┌─ SOURCE PASSAGE

# Trolling motor set up for fly fishing?



## mcjakershaker89 (Jul 11, 2012)

I recently bought my skiff and it has a birdsall mount for the trolling motor up front... The question is do i keep the mount and get a tramsom mount t motor? Or take it off and get a bow mount? I really want to be able to take it on and off for fly fishing. Any advice would be appreciated


----------



## firecat1981 (Nov 27, 2007)

Why drill more holes if the mount is already there? I say stay with what you got.


----------



## mudd_minnow (Oct 13, 2010)

> I recently bought my skiff and it has a birdsall mount for the trolling motor up front... The question is do i keep the mount and get a tramsom mount t motor? Or take it off and get a bow mount? I really want to be able to take it on and off for fly fishing. Any advice would be appreciated


Could you adapt the birdsall mount into a quick release mount? Here is an adaptation for my carolina skiff I did years ago so I could charge my batteries while my boat was completely locked up. 










You might be able to mount the square (quick release female part to the mount you have) and still be able to remove the trolling motor for fly fishing. The only thing you would have on the hull is the small square (male part you see in the picture) the quick release connects to.

Cut out a 3/4 peice of wood or starboard that matches the (female part) quick release mount. This will be called the adaptor peice.

Mount the birdsall to a peice of 3/4 inch rectangle wood or starboard you just cut out. the adaptor peice

Then mount the (female side) quick release to the 3/4 adaptor peice  you just made.

Next mount the small (male) quick release to the deck.  

AND WALA.  Your done.


----------

└─
┌─ LISTED ENTRIES

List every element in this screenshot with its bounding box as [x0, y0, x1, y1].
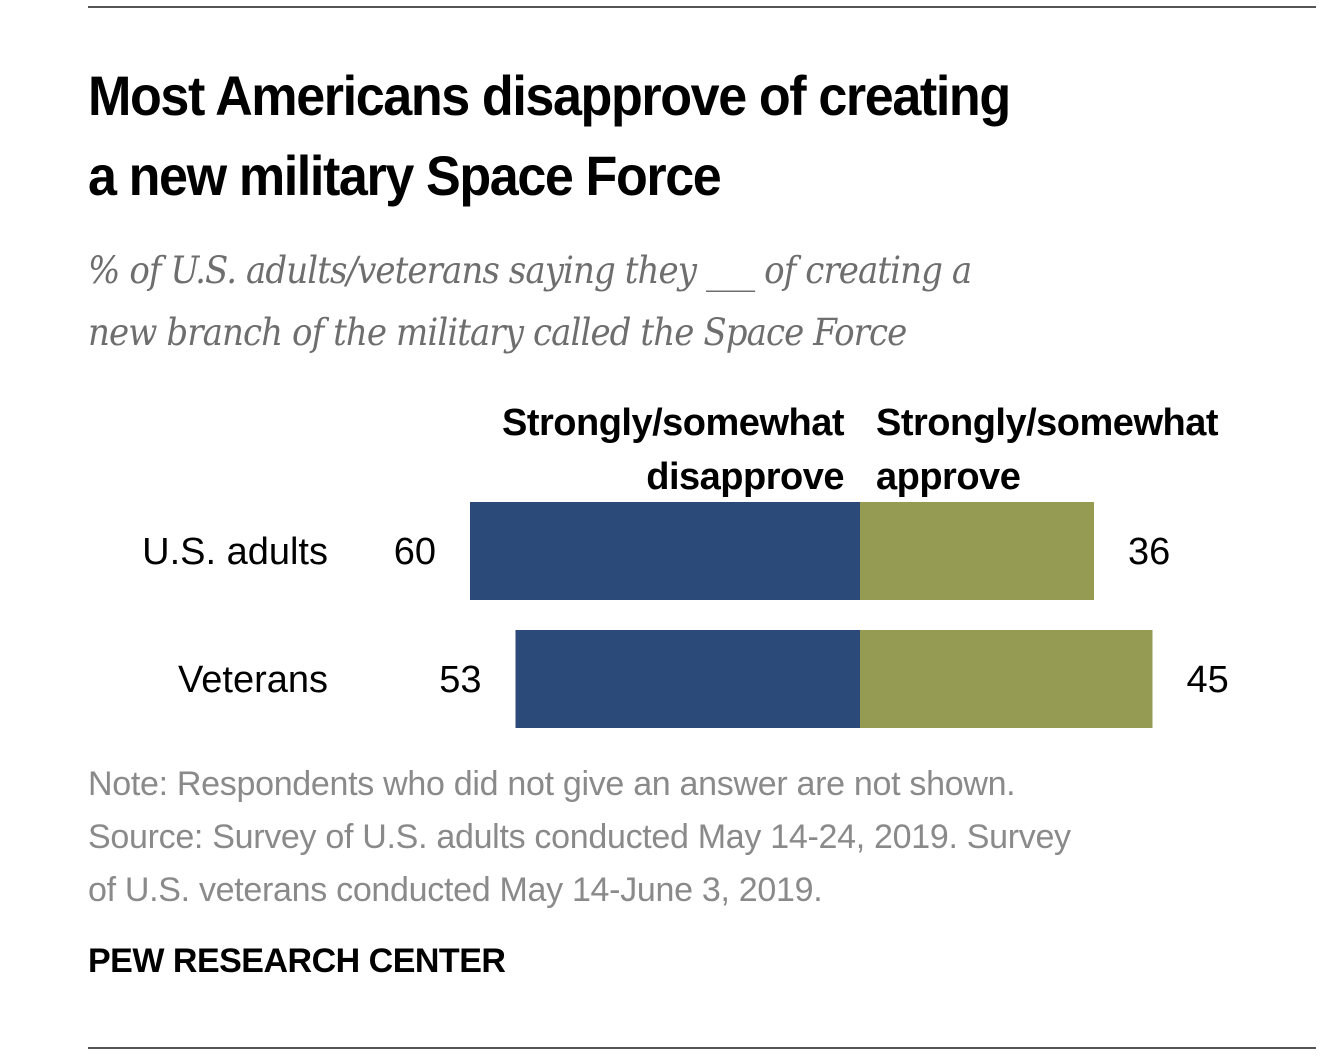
legend-approve-line-2: approve	[876, 456, 1021, 498]
chart-title-line-1: Most Americans disapprove of creating	[88, 64, 1011, 127]
chart-title-line-2: a new military Space Force	[88, 144, 722, 207]
bar-disapprove-u-s-adults	[470, 502, 860, 600]
value-label-disapprove-u-s-adults: 60	[394, 531, 436, 573]
chart-subtitle-line-1: % of U.S. adults/veterans saying they __…	[88, 249, 972, 292]
value-label-approve-u-s-adults: 36	[1128, 531, 1170, 573]
legend-approve-line-1: Strongly/somewhat	[876, 402, 1219, 444]
chart-subtitle-line-2: new branch of the military called the Sp…	[88, 311, 907, 354]
brand-credit: PEW RESEARCH CENTER	[88, 942, 506, 980]
chart-subtitle: % of U.S. adults/veterans saying they __…	[88, 240, 1229, 364]
chart-title: Most Americans disapprove of creating a …	[88, 56, 1223, 216]
legend-disapprove-line-1: Strongly/somewhat	[502, 402, 845, 444]
bar-disapprove-veterans	[515, 630, 860, 728]
value-label-disapprove-veterans: 53	[439, 659, 481, 701]
legend-disapprove: Strongly/somewhat disapprove	[502, 396, 845, 504]
chart-note: Note: Respondents who did not give an an…	[88, 758, 1324, 917]
note-line-1: Note: Respondents who did not give an an…	[88, 765, 1016, 803]
legend-approve: Strongly/somewhat approve	[876, 396, 1219, 504]
category-label-veterans: Veterans	[178, 659, 328, 701]
bottom-rule	[88, 1047, 1316, 1049]
top-rule	[88, 6, 1316, 8]
source-line-1: Source: Survey of U.S. adults conducted …	[88, 818, 1071, 856]
bar-approve-veterans	[860, 630, 1153, 728]
legend-disapprove-line-2: disapprove	[646, 456, 844, 498]
value-label-approve-veterans: 45	[1187, 659, 1229, 701]
bar-approve-u-s-adults	[860, 502, 1094, 600]
category-label-u-s-adults: U.S. adults	[142, 531, 328, 573]
source-line-2: of U.S. veterans conducted May 14-June 3…	[88, 871, 823, 909]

└─

Please copy out, word for word, the part of the trolling motor thread that opens with the words containing "Mount the birdsall" and closes with "to the deck.".

REPLY –
Mount the birdsall to a peice of 3/4 inch rectangle wood or starboard you just cut out. the adaptor peice

Then mount the (female side) quick release to the 3/4 adaptor peice  you just made.

Next mount the small (male) quick release to the deck.